**Record list:**
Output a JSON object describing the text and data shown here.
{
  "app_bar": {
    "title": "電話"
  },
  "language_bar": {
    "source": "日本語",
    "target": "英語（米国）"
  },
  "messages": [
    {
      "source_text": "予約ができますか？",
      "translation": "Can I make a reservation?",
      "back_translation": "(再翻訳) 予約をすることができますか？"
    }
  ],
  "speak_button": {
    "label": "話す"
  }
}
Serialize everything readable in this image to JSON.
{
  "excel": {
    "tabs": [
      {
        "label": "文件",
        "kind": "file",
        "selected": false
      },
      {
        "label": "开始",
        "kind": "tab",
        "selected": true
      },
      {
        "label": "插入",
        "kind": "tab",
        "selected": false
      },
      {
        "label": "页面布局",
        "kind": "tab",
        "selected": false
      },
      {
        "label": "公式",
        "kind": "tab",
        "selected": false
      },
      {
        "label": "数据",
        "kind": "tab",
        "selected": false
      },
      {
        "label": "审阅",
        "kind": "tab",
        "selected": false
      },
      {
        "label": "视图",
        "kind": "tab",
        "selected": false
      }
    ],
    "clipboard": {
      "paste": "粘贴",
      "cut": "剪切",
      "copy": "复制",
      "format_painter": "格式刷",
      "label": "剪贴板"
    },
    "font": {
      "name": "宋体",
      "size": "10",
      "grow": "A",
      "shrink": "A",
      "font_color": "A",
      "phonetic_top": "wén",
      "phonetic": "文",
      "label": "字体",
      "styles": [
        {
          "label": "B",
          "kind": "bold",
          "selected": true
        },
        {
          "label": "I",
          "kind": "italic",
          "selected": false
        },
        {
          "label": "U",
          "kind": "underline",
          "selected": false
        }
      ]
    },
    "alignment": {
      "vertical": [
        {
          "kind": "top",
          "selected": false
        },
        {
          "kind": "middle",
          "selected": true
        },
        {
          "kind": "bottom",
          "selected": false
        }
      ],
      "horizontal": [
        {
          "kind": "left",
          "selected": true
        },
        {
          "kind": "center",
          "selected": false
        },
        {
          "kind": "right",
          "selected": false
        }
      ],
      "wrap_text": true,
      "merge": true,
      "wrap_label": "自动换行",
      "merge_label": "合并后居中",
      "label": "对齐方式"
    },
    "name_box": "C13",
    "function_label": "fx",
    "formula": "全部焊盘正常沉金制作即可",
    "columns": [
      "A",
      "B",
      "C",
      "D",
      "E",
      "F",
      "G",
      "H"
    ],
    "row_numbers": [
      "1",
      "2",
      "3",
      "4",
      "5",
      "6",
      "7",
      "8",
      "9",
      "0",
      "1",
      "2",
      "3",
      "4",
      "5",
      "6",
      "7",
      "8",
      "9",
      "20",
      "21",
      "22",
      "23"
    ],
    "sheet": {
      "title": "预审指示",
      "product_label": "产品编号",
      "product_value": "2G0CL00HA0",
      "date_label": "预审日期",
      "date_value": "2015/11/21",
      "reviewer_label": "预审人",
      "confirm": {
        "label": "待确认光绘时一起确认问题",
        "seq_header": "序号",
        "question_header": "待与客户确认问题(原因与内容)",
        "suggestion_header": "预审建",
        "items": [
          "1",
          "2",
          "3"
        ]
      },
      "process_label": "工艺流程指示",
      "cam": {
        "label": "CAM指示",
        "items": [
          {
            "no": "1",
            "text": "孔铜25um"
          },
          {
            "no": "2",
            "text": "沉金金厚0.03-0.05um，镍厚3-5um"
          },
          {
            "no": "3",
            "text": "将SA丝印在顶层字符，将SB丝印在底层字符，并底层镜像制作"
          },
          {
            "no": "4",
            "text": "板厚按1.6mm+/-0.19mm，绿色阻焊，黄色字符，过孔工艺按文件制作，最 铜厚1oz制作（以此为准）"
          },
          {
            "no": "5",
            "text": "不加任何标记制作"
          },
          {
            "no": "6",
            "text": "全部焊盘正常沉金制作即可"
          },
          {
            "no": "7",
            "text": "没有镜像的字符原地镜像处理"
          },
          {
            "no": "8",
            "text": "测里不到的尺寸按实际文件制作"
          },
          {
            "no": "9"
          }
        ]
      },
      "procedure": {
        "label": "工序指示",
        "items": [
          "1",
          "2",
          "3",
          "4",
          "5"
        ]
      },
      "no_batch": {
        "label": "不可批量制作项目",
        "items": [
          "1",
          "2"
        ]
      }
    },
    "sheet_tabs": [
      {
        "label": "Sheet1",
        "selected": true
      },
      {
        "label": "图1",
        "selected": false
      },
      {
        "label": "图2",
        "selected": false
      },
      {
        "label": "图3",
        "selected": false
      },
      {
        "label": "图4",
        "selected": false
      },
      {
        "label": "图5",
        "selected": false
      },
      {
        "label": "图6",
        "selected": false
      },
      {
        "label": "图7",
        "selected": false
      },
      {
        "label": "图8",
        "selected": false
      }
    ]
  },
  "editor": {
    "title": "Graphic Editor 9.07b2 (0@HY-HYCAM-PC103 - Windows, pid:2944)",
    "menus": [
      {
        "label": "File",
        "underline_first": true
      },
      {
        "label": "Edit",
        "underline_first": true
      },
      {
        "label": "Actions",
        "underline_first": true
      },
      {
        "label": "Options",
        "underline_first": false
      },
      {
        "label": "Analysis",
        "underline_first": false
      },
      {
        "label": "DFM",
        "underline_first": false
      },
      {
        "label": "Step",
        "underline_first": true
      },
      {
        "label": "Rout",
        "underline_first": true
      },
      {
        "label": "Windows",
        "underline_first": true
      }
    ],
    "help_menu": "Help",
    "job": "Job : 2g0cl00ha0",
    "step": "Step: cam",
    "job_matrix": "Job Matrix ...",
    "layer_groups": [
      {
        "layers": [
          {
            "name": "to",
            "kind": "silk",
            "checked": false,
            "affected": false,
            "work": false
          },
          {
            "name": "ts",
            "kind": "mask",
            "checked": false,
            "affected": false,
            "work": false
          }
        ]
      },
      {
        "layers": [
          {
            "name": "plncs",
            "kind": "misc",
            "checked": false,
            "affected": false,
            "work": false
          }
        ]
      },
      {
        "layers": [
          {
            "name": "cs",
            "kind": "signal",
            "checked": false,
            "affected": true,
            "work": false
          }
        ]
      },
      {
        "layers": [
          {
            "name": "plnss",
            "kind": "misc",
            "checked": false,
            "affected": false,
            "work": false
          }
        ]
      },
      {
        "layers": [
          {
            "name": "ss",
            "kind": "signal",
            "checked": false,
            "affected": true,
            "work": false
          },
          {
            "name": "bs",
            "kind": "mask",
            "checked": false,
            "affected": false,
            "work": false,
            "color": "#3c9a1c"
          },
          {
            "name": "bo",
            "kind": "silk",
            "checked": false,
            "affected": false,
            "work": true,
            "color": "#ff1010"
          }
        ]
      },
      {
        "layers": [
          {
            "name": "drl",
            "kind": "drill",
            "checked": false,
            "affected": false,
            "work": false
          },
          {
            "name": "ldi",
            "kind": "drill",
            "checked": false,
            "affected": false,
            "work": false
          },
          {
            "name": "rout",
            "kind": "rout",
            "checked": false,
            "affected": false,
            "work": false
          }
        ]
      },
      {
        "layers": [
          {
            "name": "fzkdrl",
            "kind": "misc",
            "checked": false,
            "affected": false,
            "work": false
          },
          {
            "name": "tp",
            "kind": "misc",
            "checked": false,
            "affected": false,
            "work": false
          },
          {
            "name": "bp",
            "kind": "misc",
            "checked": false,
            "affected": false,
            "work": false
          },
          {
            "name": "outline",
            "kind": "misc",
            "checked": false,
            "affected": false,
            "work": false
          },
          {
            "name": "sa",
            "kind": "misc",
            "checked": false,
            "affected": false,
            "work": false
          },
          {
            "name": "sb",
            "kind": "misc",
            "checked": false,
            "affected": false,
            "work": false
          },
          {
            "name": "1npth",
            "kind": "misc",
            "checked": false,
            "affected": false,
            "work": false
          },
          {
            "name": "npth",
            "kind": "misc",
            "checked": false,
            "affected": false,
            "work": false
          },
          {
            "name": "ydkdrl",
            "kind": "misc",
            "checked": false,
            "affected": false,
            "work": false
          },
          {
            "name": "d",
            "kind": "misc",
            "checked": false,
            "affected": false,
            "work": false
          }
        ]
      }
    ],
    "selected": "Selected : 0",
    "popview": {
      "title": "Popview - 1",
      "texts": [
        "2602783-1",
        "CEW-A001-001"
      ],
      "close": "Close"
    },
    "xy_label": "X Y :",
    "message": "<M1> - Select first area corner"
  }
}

**Job:** Using the material above, state how many lines include the string "Windows". Answer with a single number.

**Task result:** 2